TASK TO COMPLETE:
Present the following entries again, word for word and in full.

━━━━━ SOURCE RECORDS ━━━━━

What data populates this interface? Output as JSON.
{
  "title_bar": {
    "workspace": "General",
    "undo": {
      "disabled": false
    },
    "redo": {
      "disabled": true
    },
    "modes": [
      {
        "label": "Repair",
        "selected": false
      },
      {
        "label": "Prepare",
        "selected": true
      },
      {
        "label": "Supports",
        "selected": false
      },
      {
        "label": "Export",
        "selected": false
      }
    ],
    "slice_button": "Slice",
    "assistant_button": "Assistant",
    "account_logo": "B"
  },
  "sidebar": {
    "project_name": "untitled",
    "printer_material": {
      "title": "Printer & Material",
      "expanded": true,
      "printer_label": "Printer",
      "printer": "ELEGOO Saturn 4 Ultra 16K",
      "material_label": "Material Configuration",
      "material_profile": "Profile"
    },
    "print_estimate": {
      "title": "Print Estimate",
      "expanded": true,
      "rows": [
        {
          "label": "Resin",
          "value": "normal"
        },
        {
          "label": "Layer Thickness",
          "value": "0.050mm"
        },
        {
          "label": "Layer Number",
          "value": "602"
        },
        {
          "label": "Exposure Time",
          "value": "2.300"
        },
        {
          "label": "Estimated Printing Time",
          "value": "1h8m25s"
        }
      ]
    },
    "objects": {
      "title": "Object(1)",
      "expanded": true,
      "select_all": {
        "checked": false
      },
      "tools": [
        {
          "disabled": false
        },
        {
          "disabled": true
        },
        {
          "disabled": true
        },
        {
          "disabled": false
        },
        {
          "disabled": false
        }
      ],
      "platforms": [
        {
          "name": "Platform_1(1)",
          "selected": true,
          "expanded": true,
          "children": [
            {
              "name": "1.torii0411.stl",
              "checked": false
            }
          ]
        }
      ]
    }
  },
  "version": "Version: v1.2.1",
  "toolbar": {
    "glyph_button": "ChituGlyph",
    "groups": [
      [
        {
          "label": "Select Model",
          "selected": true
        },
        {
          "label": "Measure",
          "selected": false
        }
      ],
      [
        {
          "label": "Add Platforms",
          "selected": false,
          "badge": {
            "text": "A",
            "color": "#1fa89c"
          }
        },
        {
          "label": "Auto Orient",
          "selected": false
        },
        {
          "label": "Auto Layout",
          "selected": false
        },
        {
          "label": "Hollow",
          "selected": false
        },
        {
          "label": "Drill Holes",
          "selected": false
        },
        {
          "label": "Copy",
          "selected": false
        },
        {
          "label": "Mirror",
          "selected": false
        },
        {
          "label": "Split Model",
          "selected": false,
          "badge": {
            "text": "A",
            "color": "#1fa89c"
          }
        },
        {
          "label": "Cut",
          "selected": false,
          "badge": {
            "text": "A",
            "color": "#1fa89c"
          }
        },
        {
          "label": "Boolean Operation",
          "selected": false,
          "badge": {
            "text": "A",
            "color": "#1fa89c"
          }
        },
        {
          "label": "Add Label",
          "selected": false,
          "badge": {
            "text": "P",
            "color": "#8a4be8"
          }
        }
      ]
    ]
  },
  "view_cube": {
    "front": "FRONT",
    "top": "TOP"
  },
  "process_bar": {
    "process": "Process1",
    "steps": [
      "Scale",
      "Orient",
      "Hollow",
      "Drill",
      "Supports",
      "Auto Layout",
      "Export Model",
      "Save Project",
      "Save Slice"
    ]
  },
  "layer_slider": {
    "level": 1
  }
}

━━━━━

WRITTEN REPLY:
What data populates this interface? Output as JSON.
{
  "title_bar": {
    "workspace": "General",
    "undo": {
      "disabled": false
    },
    "redo": {
      "disabled": true
    },
    "modes": [
      {
        "label": "Repair",
        "selected": false
      },
      {
        "label": "Prepare",
        "selected": true
      },
      {
        "label": "Supports",
        "selected": false
      },
      {
        "label": "Export",
        "selected": false
      }
    ],
    "slice_button": "Slice",
    "assistant_button": "Assistant",
    "account_logo": "B"
  },
  "sidebar": {
    "project_name": "untitled",
    "printer_material": {
      "title": "Printer & Material",
      "expanded": true,
      "printer_label": "Printer",
      "printer": "ELEGOO Saturn 4 Ultra 16K",
      "material_label": "Material Configuration",
      "material_profile": "Profile"
    },
    "print_estimate": {
      "title": "Print Estimate",
      "expanded": true,
      "rows": [
        {
          "label": "Resin",
          "value": "normal"
        },
        {
          "label": "Layer Thickness",
          "value": "0.050mm"
        },
        {
          "label": "Layer Number",
          "value": "602"
        },
        {
          "label": "Exposure Time",
          "value": "2.300"
        },
        {
          "label": "Estimated Printing Time",
          "value": "1h8m25s"
        }
      ]
    },
    "objects": {
      "title": "Object(1)",
      "expanded": true,
      "select_all": {
        "checked": false
      },
      "tools": [
        {
          "disabled": false
        },
        {
          "disabled": true
        },
        {
          "disabled": true
        },
        {
          "disabled": false
        },
        {
          "disabled": false
        }
      ],
      "platforms": [
        {
          "name": "Platform_1(1)",
          "selected": true,
          "expanded": true,
          "children": [
            {
              "name": "1.torii0411.stl",
              "checked": false
            }
          ]
        }
      ]
    }
  },
  "version": "Version: v1.2.1",
  "toolbar": {
    "glyph_button": "ChituGlyph",
    "groups": [
      [
        {
          "label": "Select Model",
          "selected": true
        },
        {
          "label": "Measure",
          "selected": false
        }
      ],
      [
        {
          "label": "Add Platforms",
          "selected": false,
          "badge": {
            "text": "A",
            "color": "#1fa89c"
          }
        },
        {
          "label": "Auto Orient",
          "selected": false
        },
        {
          "label": "Auto Layout",
          "selected": false
        },
        {
          "label": "Hollow",
          "selected": false
        },
        {
          "label": "Drill Holes",
          "selected": false
        },
        {
          "label": "Copy",
          "selected": false
        },
        {
          "label": "Mirror",
          "selected": false
        },
        {
          "label": "Split Model",
          "selected": false,
          "badge": {
            "text": "A",
            "color": "#1fa89c"
          }
        },
        {
          "label": "Cut",
          "selected": false,
          "badge": {
            "text": "A",
            "color": "#1fa89c"
          }
        },
        {
          "label": "Boolean Operation",
          "selected": false,
          "badge": {
            "text": "A",
            "color": "#1fa89c"
          }
        },
        {
          "label": "Add Label",
          "selected": false,
          "badge": {
            "text": "P",
            "color": "#8a4be8"
          }
        }
      ]
    ]
  },
  "view_cube": {
    "front": "FRONT",
    "top": "TOP"
  },
  "process_bar": {
    "process": "Process1",
    "steps": [
      "Scale",
      "Orient",
      "Hollow",
      "Drill",
      "Supports",
      "Auto Layout",
      "Export Model",
      "Save Project",
      "Save Slice"
    ]
  },
  "layer_slider": {
    "level": 1
  }
}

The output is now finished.